What you will do:
Transcribe the records that follow in their entirety, omitting any pictures.

Given records:
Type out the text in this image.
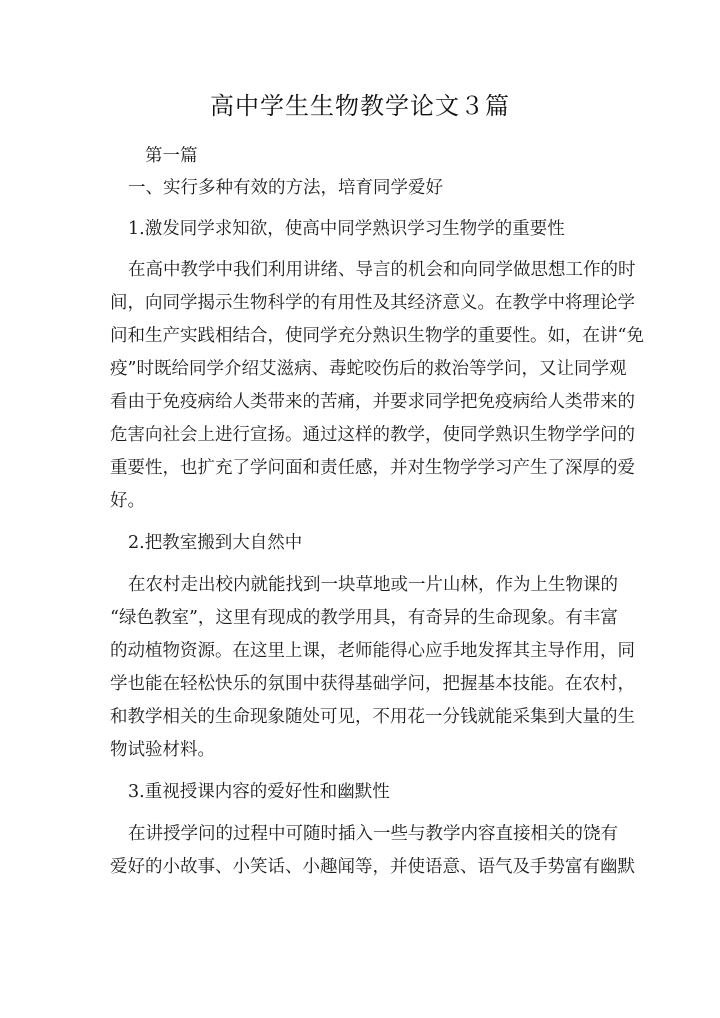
高中学生生物教学论文３篇
第一篇
一、实行多种有效的方法，培育同学爱好
1.激发同学求知欲，使高中同学熟识学习生物学的重要性
在高中教学中我们利用讲绪、导言的机会和向同学做思想工作的时
间，向同学揭示生物科学的有用性及其经济意义。在教学中将理论学
问和生产实践相结合，使同学充分熟识生物学的重要性。如，在讲“免
疫”时既给同学介绍艾滋病、毒蛇咬伤后的救治等学问，又让同学观
看由于免疫病给人类带来的苦痛，并要求同学把免疫病给人类带来的
危害向社会上进行宣扬。通过这样的教学，使同学熟识生物学学问的
重要性，也扩充了学问面和责任感，并对生物学学习产生了深厚的爱
好。
2.把教室搬到大自然中
在农村走出校内就能找到一块草地或一片山林，作为上生物课的
“绿色教室”，这里有现成的教学用具，有奇异的生命现象。有丰富
的动植物资源。在这里上课，老师能得心应手地发挥其主导作用，同
学也能在轻松快乐的氛围中获得基础学问，把握基本技能。在农村，
和教学相关的生命现象随处可见，不用花一分钱就能采集到大量的生
物试验材料。
3.重视授课内容的爱好性和幽默性
在讲授学问的过程中可随时插入一些与教学内容直接相关的饶有
爱好的小故事、小笑话、小趣闻等，并使语意、语气及手势富有幽默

Reply:
Type out the text in this image.
高中学生生物教学论文３篇
第一篇
一、实行多种有效的方法，培育同学爱好
1.激发同学求知欲，使高中同学熟识学习生物学的重要性
在高中教学中我们利用讲绪、导言的机会和向同学做思想工作的时
间，向同学揭示生物科学的有用性及其经济意义。在教学中将理论学
问和生产实践相结合，使同学充分熟识生物学的重要性。如，在讲“免
疫”时既给同学介绍艾滋病、毒蛇咬伤后的救治等学问，又让同学观
看由于免疫病给人类带来的苦痛，并要求同学把免疫病给人类带来的
危害向社会上进行宣扬。通过这样的教学，使同学熟识生物学学问的
重要性，也扩充了学问面和责任感，并对生物学学习产生了深厚的爱
好。
2.把教室搬到大自然中
在农村走出校内就能找到一块草地或一片山林，作为上生物课的
“绿色教室”，这里有现成的教学用具，有奇异的生命现象。有丰富
的动植物资源。在这里上课，老师能得心应手地发挥其主导作用，同
学也能在轻松快乐的氛围中获得基础学问，把握基本技能。在农村，
和教学相关的生命现象随处可见，不用花一分钱就能采集到大量的生
物试验材料。
3.重视授课内容的爱好性和幽默性
在讲授学问的过程中可随时插入一些与教学内容直接相关的饶有
爱好的小故事、小笑话、小趣闻等，并使语意、语气及手势富有幽默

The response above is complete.